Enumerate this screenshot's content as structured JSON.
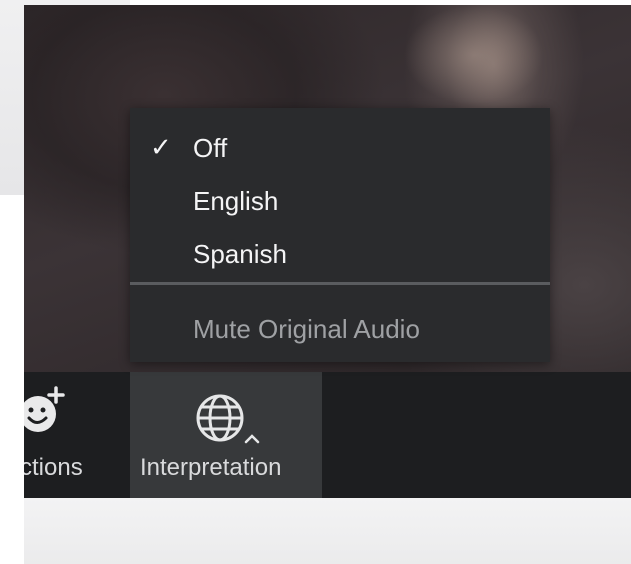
{
  "menu": {
    "items": [
      {
        "label": "Off",
        "checked": true
      },
      {
        "label": "English",
        "checked": false
      },
      {
        "label": "Spanish",
        "checked": false
      }
    ],
    "check_mark": "✓",
    "mute_label": "Mute Original Audio"
  },
  "toolbar": {
    "reactions_label": "ctions",
    "interpretation_label": "Interpretation"
  },
  "icons": {
    "globe": "globe-icon",
    "reactions": "smiley-plus-icon",
    "caret": "caret-up-icon"
  },
  "colors": {
    "toolbar_bg": "#1d1e20",
    "menu_bg": "#2a2b2d",
    "active_button_bg": "#37393b",
    "menu_text": "#f4f4f5",
    "disabled_text": "#9fa1a4"
  }
}
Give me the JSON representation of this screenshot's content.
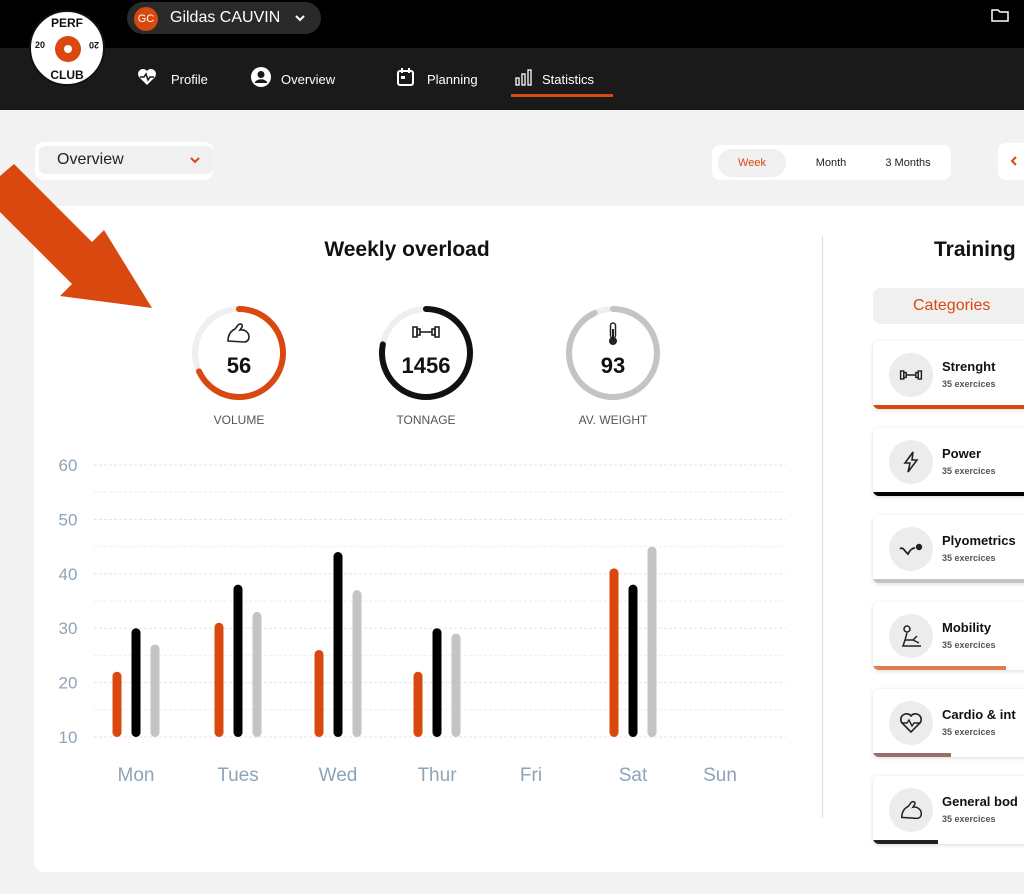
{
  "header": {
    "logo": {
      "top": "PERF",
      "bottom": "CLUB",
      "left_num": "20",
      "right_num": "20"
    },
    "user": {
      "initials": "GC",
      "name": "Gildas CAUVIN"
    },
    "nav": [
      {
        "label": "Profile",
        "icon": "heart-pulse-icon"
      },
      {
        "label": "Overview",
        "icon": "user-circle-icon"
      },
      {
        "label": "Planning",
        "icon": "calendar-icon"
      },
      {
        "label": "Statistics",
        "icon": "bar-chart-icon",
        "active": true
      }
    ]
  },
  "controls": {
    "view_select": "Overview",
    "period_tabs": [
      {
        "label": "Week",
        "active": true
      },
      {
        "label": "Month"
      },
      {
        "label": "3 Months"
      }
    ]
  },
  "weekly": {
    "title": "Weekly overload",
    "gauges": [
      {
        "value": "56",
        "label": "VOLUME",
        "fill": 0.68,
        "color": "#d9480f"
      },
      {
        "value": "1456",
        "label": "TONNAGE",
        "fill": 0.78,
        "color": "#111111"
      },
      {
        "value": "93",
        "label": "AV. WEIGHT",
        "fill": 0.93,
        "color": "#c4c4c4"
      }
    ]
  },
  "chart_data": {
    "type": "bar",
    "categories": [
      "Mon",
      "Tues",
      "Wed",
      "Thur",
      "Fri",
      "Sat",
      "Sun"
    ],
    "series": [
      {
        "values": [
          22,
          31,
          26,
          22,
          null,
          41,
          null
        ],
        "color": "#d9480f"
      },
      {
        "values": [
          30,
          38,
          44,
          30,
          null,
          38,
          null
        ],
        "color": "#000000"
      },
      {
        "values": [
          27,
          33,
          37,
          29,
          null,
          45,
          null
        ],
        "color": "#c4c4c4"
      }
    ],
    "yticks": [
      "60",
      "50",
      "40",
      "30",
      "20",
      "10"
    ],
    "ylim": [
      10,
      60
    ],
    "grid": true
  },
  "training": {
    "title": "Training",
    "categories_label": "Categories",
    "items": [
      {
        "name": "Strenght",
        "sub": "35 exercices",
        "icon": "dumbbell-icon",
        "progress": 1.0,
        "color": "#d9480f"
      },
      {
        "name": "Power",
        "sub": "35 exercices",
        "icon": "lightning-icon",
        "progress": 1.0,
        "color": "#000000"
      },
      {
        "name": "Plyometrics",
        "sub": "35 exercices",
        "icon": "bounce-icon",
        "progress": 1.0,
        "color": "#c4c4c4"
      },
      {
        "name": "Mobility",
        "sub": "35 exercices",
        "icon": "stretch-icon",
        "progress": 0.78,
        "color": "#e07a4f"
      },
      {
        "name": "Cardio & int",
        "sub": "35 exercices",
        "icon": "heart-pulse-icon",
        "progress": 0.46,
        "color": "#9b6e67"
      },
      {
        "name": "General bod",
        "sub": "35 exercices",
        "icon": "arm-icon",
        "progress": 0.38,
        "color": "#222222"
      }
    ]
  }
}
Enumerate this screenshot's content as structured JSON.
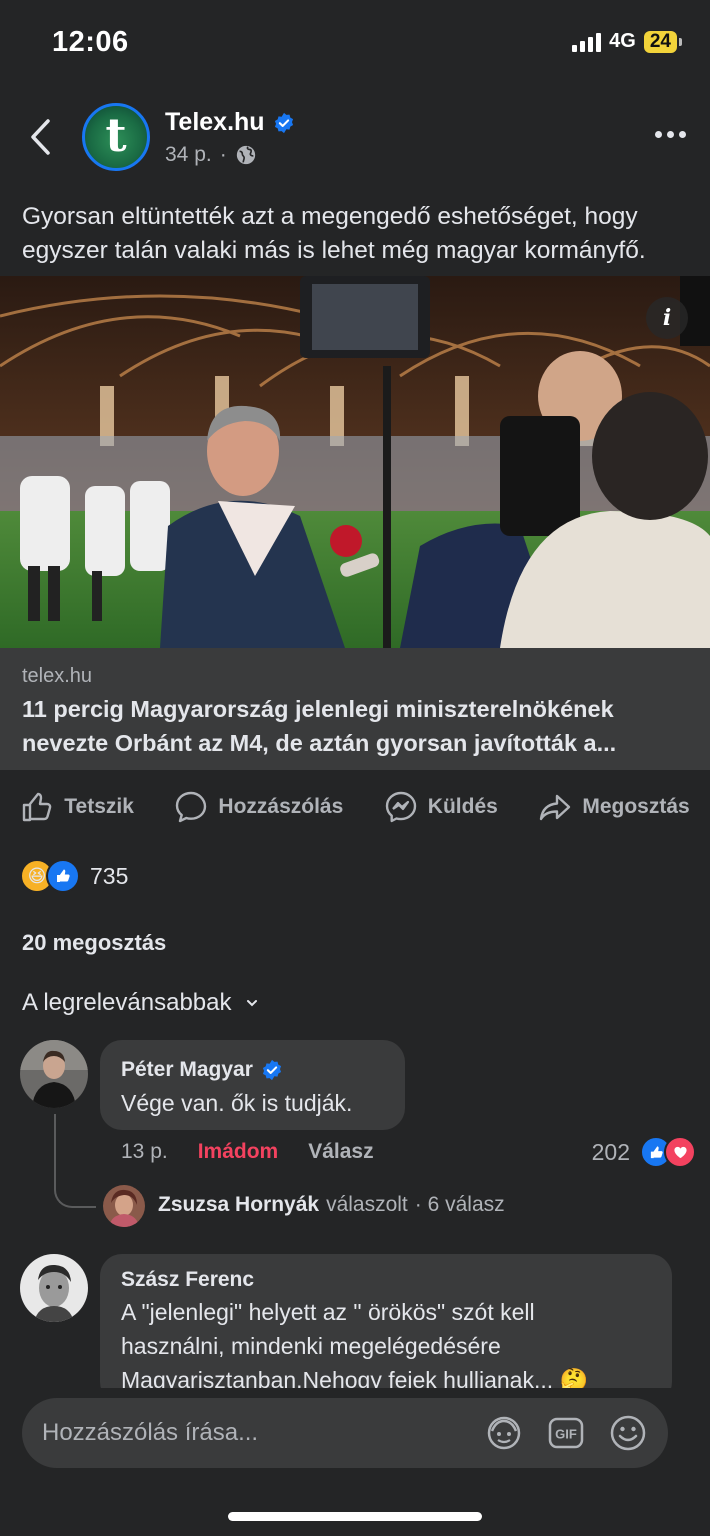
{
  "status_bar": {
    "time": "12:06",
    "network": "4G",
    "battery": "24"
  },
  "header": {
    "page_name": "Telex.hu",
    "avatar_letter": "t",
    "time_ago": "34 p.",
    "separator": "·"
  },
  "post": {
    "text": "Gyorsan eltüntették azt a megengedő eshetőséget, hogy egyszer talán valaki más is lehet még magyar kormányfő.",
    "info_badge": "i",
    "link_domain": "telex.hu",
    "link_title": "11 percig Magyarország jelenlegi miniszterelnökének nevezte Orbánt az M4, de aztán gyorsan javították a..."
  },
  "actions": {
    "like": "Tetszik",
    "comment": "Hozzászólás",
    "send": "Küldés",
    "share": "Megosztás"
  },
  "stats": {
    "reaction_count": "735",
    "shares": "20 megosztás",
    "sort_label": "A legrelevánsabbak"
  },
  "comments": [
    {
      "name": "Péter Magyar",
      "verified": true,
      "text": "Vége van. ők is tudják.",
      "time": "13 p.",
      "reaction_label": "Imádom",
      "reply_label": "Válasz",
      "reaction_count": "202",
      "reply_preview": {
        "name": "Zsuzsa Hornyák",
        "action": "válaszolt",
        "count": "· 6 válasz"
      }
    },
    {
      "name": "Szász Ferenc",
      "text_lines": [
        "A \"jelenlegi\" helyett az \" örökös\" szót kell",
        "használni, mindenki megelégedésére",
        "Magyarisztanban.Nehogy fejek hullianak..."
      ],
      "emoji": "🤔"
    }
  ],
  "composer": {
    "placeholder": "Hozzászólás írása..."
  },
  "colors": {
    "background": "#242526",
    "bubble": "#3a3b3c",
    "accent": "#1877f2",
    "love": "#f3425f"
  }
}
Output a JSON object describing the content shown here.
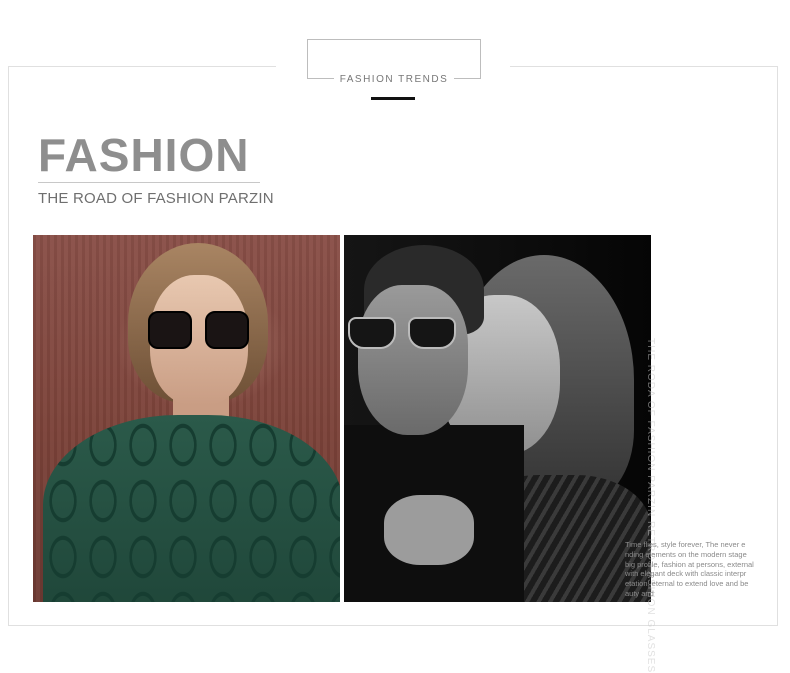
{
  "badge": {
    "label": "FASHION TRENDS"
  },
  "headline": {
    "title": "FASHION",
    "subtitle": "THE ROAD OF FASHION PARZIN"
  },
  "photos": {
    "left_alt": "Woman in square sunglasses wearing green lattice dress",
    "right_alt": "Couple in aviator sunglasses, black and white"
  },
  "vertical_text": {
    "line1": "THE RODA OF FASHION PARZIN",
    "line2": "RETRO FASHION GLASSES"
  },
  "caption": {
    "lines": [
      "Time flies, style forever, The never e",
      "nding elements on the modern stage",
      "big profile, fashion at persons, external",
      "with elegant deck with classic interpr",
      "etation, eternal to extend love and be",
      "auty and"
    ]
  },
  "colors": {
    "accent": "#111111",
    "headline": "#8e8e8e",
    "dress": "#1f4639",
    "backdrop": "#7b4239"
  }
}
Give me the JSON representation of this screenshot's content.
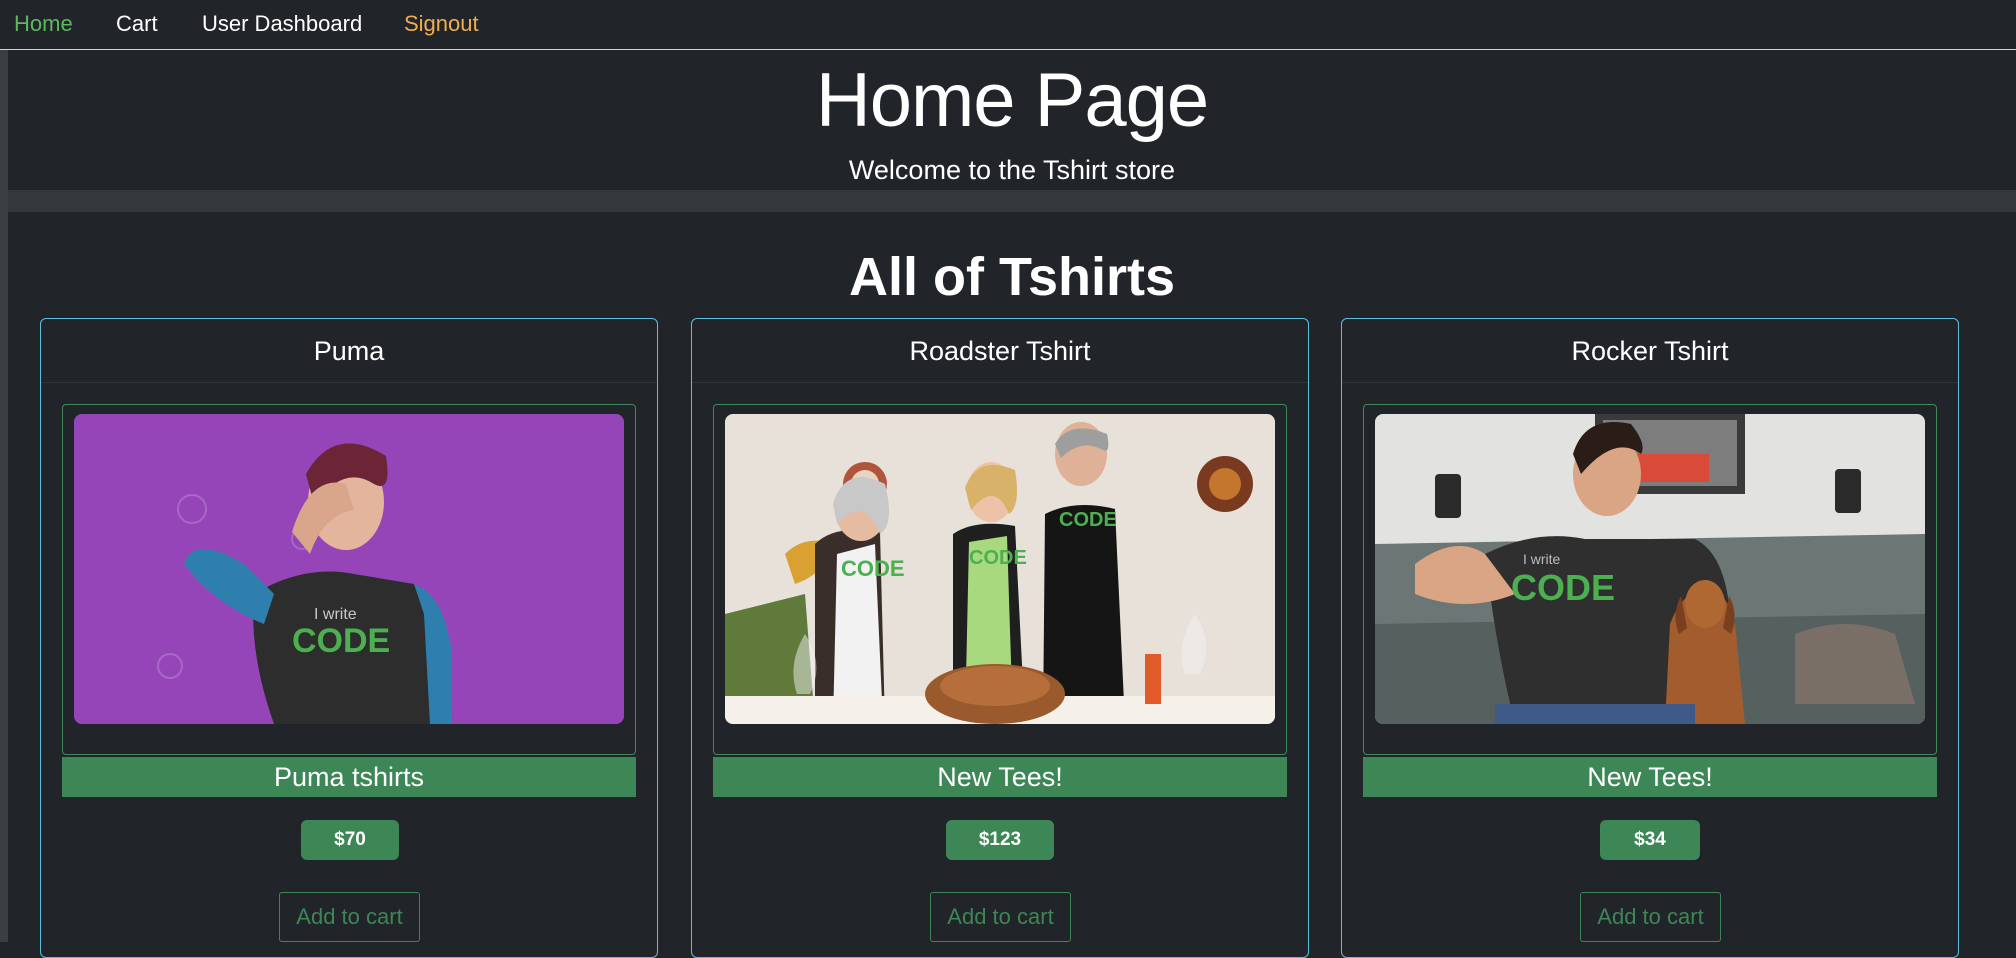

◆ ◆ ◆

In the entries above, count each line with "PARZIN"; reply with the total only.

» **Complete output**:
2